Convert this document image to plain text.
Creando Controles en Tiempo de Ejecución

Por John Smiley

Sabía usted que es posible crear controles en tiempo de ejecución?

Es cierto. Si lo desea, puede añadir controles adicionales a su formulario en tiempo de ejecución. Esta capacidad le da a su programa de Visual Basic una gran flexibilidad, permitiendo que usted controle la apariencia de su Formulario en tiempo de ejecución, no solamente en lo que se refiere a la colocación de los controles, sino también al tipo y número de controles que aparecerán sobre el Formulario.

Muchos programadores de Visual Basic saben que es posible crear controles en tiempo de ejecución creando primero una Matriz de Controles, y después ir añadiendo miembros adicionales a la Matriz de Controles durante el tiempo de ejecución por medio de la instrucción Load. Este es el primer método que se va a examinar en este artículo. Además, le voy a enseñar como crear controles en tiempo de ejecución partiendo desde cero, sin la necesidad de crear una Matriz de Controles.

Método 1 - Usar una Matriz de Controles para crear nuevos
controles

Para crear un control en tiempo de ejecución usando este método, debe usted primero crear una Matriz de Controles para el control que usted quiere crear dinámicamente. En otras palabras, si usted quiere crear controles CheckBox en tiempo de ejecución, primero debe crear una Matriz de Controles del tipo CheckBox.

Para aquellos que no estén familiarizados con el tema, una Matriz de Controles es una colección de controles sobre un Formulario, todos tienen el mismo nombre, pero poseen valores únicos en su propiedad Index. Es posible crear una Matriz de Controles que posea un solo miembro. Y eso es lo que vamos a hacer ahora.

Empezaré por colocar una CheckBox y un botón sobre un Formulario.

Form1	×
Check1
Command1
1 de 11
━━━
Exercise directions:
Filter the data for the string "crear" and copy every line that has it.

Answer:
Sabía usted que es posible crear controles en tiempo de ejecución?
Muchos programadores de Visual Basic saben que es posible crear controles en tiempo de ejecución creando primero una Matriz de Controles, y después ir añadiendo miembros adicionales a la Matriz de Controles durante el tiempo de ejecución por medio de la instrucción Load. Este es el primer método que se va a examinar en este artículo. Además, le voy a enseñar como crear controles en tiempo de ejecución partiendo desde cero, sin la necesidad de crear una Matriz de Controles.
Método 1 - Usar una Matriz de Controles para crear nuevos
Para crear un control en tiempo de ejecución usando este método, debe usted primero crear una Matriz de Controles para el control que usted quiere crear dinámicamente. En otras palabras, si usted quiere crear controles CheckBox en tiempo de ejecución, primero debe crear una Matriz de Controles del tipo CheckBox.
Para aquellos que no estén familiarizados con el tema, una Matriz de Controles es una colección de controles sobre un Formulario, todos tienen el mismo nombre, pero poseen valores únicos en su propiedad Index. Es posible crear una Matriz de Controles que posea un solo miembro. Y eso es lo que vamos a hacer ahora.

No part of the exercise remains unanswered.